> **Entries provided**
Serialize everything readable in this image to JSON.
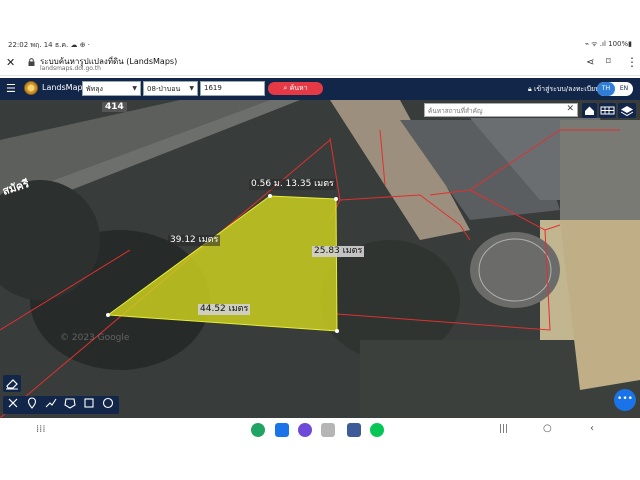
{
  "status_bar": {
    "time_date": "22:02  พฤ. 14 ธ.ค.  ☁ ⊕ ·",
    "right": "⌁ ᯤ .ıl 100%▮"
  },
  "browser": {
    "page_title": "ระบบค้นหารูปแปลงที่ดิน (LandsMaps)",
    "domain": "landsmaps.dol.go.th"
  },
  "header": {
    "brand": "LandsMaps",
    "province": "พัทลุง",
    "amphoe": "08-ป่าบอน",
    "deed_number": "1619",
    "search_label": "ค้นหา",
    "login_label": "เข้าสู่ระบบ/ลงทะเบียน",
    "lang_th": "TH",
    "lang_en": "EN"
  },
  "map": {
    "search_placeholder": "ค้นหาสถานที่สำคัญ",
    "road_number": "414",
    "road_name": "สมัครี",
    "watermark": "© 2023 Google",
    "parcel_fill_color": "#cfd41f",
    "boundary_color": "#e03030",
    "measurements": {
      "top": "0.56 ม. 13.35 เมตร",
      "left": "39.12 เมตร",
      "right": "25.83 เมตร",
      "bottom": "44.52 เมตร"
    }
  },
  "tools": [
    "measure-icon",
    "pin-icon",
    "line-icon",
    "polygon-icon",
    "rectangle-icon",
    "circle-icon"
  ]
}
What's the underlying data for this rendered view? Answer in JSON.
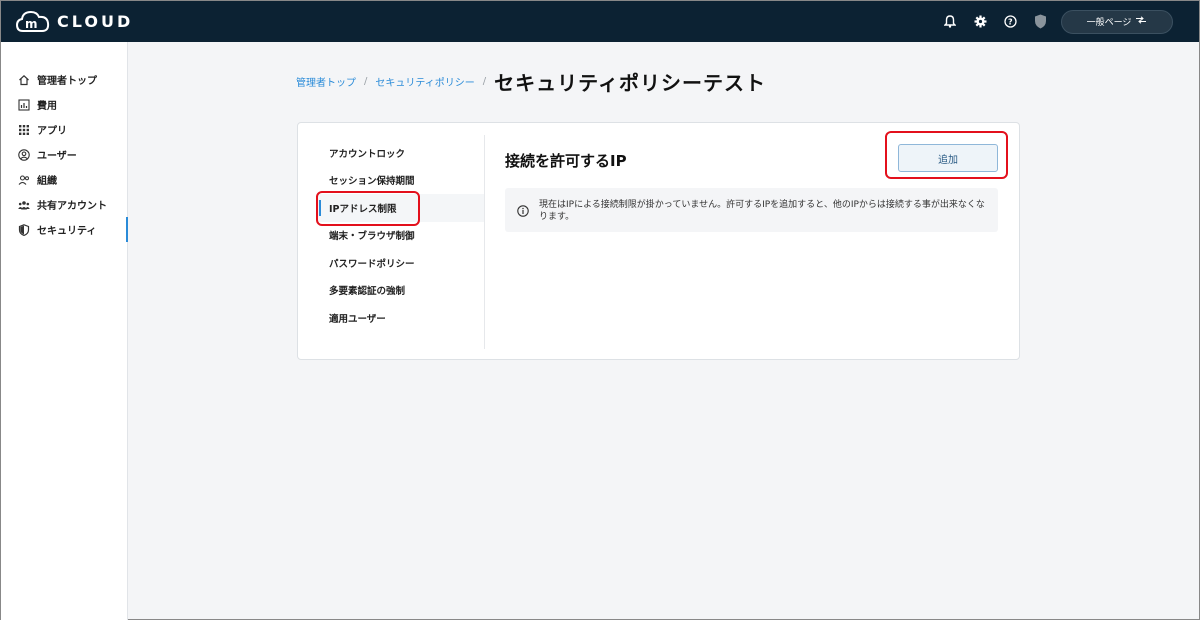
{
  "topbar": {
    "logo_letter": "m",
    "logo_text": "CLOUD",
    "general_page_label": "一般ページ",
    "icons": [
      "bell-icon",
      "gear-icon",
      "help-icon",
      "shield-icon"
    ]
  },
  "sidebar": {
    "items": [
      {
        "label": "管理者トップ",
        "icon": "home-icon"
      },
      {
        "label": "費用",
        "icon": "chart-icon"
      },
      {
        "label": "アプリ",
        "icon": "grid-icon"
      },
      {
        "label": "ユーザー",
        "icon": "user-icon"
      },
      {
        "label": "組織",
        "icon": "group-icon"
      },
      {
        "label": "共有アカウント",
        "icon": "shared-users-icon"
      },
      {
        "label": "セキュリティ",
        "icon": "shield-icon"
      }
    ],
    "active_index": 6
  },
  "breadcrumb": {
    "items": [
      "管理者トップ",
      "セキュリティポリシー"
    ],
    "separator": "/",
    "current": "セキュリティポリシーテスト"
  },
  "policy_menu": {
    "items": [
      "アカウントロック",
      "セッション保持期間",
      "IPアドレス制限",
      "端末・ブラウザ制御",
      "パスワードポリシー",
      "多要素認証の強制",
      "適用ユーザー"
    ],
    "active_index": 2
  },
  "section": {
    "title": "接続を許可するIP",
    "add_button": "追加",
    "notice": "現在はIPによる接続制限が掛かっていません。許可するIPを追加すると、他のIPからは接続する事が出来なくなります。"
  },
  "colors": {
    "topbar": "#0c2233",
    "accent": "#2a8bd8",
    "highlight": "#e3101c"
  }
}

> **Task statement**
Copy the records above exactly. The pictures are not part of the copy.

> **Solution to this exercise**
Serialize everything readable in this image to JSON.
{
  "status_bar": {
    "time_date": "22:02  พฤ. 14 ธ.ค.  ☁ ⊕ ·",
    "right": "⌁ ᯤ .ıl 100%▮"
  },
  "browser": {
    "page_title": "ระบบค้นหารูปแปลงที่ดิน (LandsMaps)",
    "domain": "landsmaps.dol.go.th"
  },
  "header": {
    "brand": "LandsMaps",
    "province": "พัทลุง",
    "amphoe": "08-ป่าบอน",
    "deed_number": "1619",
    "search_label": "ค้นหา",
    "login_label": "เข้าสู่ระบบ/ลงทะเบียน",
    "lang_th": "TH",
    "lang_en": "EN"
  },
  "map": {
    "search_placeholder": "ค้นหาสถานที่สำคัญ",
    "road_number": "414",
    "road_name": "สมัครี",
    "watermark": "© 2023 Google",
    "parcel_fill_color": "#cfd41f",
    "boundary_color": "#e03030",
    "measurements": {
      "top": "0.56 ม. 13.35 เมตร",
      "left": "39.12 เมตร",
      "right": "25.83 เมตร",
      "bottom": "44.52 เมตร"
    }
  },
  "tools": [
    "measure-icon",
    "pin-icon",
    "line-icon",
    "polygon-icon",
    "rectangle-icon",
    "circle-icon"
  ]
}
What's the underlying data for this rendered view? Answer in JSON.
{
  "topbar": {
    "logo_letter": "m",
    "logo_text": "CLOUD",
    "general_page_label": "一般ページ",
    "icons": [
      "bell-icon",
      "gear-icon",
      "help-icon",
      "shield-icon"
    ]
  },
  "sidebar": {
    "items": [
      {
        "label": "管理者トップ",
        "icon": "home-icon"
      },
      {
        "label": "費用",
        "icon": "chart-icon"
      },
      {
        "label": "アプリ",
        "icon": "grid-icon"
      },
      {
        "label": "ユーザー",
        "icon": "user-icon"
      },
      {
        "label": "組織",
        "icon": "group-icon"
      },
      {
        "label": "共有アカウント",
        "icon": "shared-users-icon"
      },
      {
        "label": "セキュリティ",
        "icon": "shield-icon"
      }
    ],
    "active_index": 6
  },
  "breadcrumb": {
    "items": [
      "管理者トップ",
      "セキュリティポリシー"
    ],
    "separator": "/",
    "current": "セキュリティポリシーテスト"
  },
  "policy_menu": {
    "items": [
      "アカウントロック",
      "セッション保持期間",
      "IPアドレス制限",
      "端末・ブラウザ制御",
      "パスワードポリシー",
      "多要素認証の強制",
      "適用ユーザー"
    ],
    "active_index": 2
  },
  "section": {
    "title": "接続を許可するIP",
    "add_button": "追加",
    "notice": "現在はIPによる接続制限が掛かっていません。許可するIPを追加すると、他のIPからは接続する事が出来なくなります。"
  },
  "colors": {
    "topbar": "#0c2233",
    "accent": "#2a8bd8",
    "highlight": "#e3101c"
  }
}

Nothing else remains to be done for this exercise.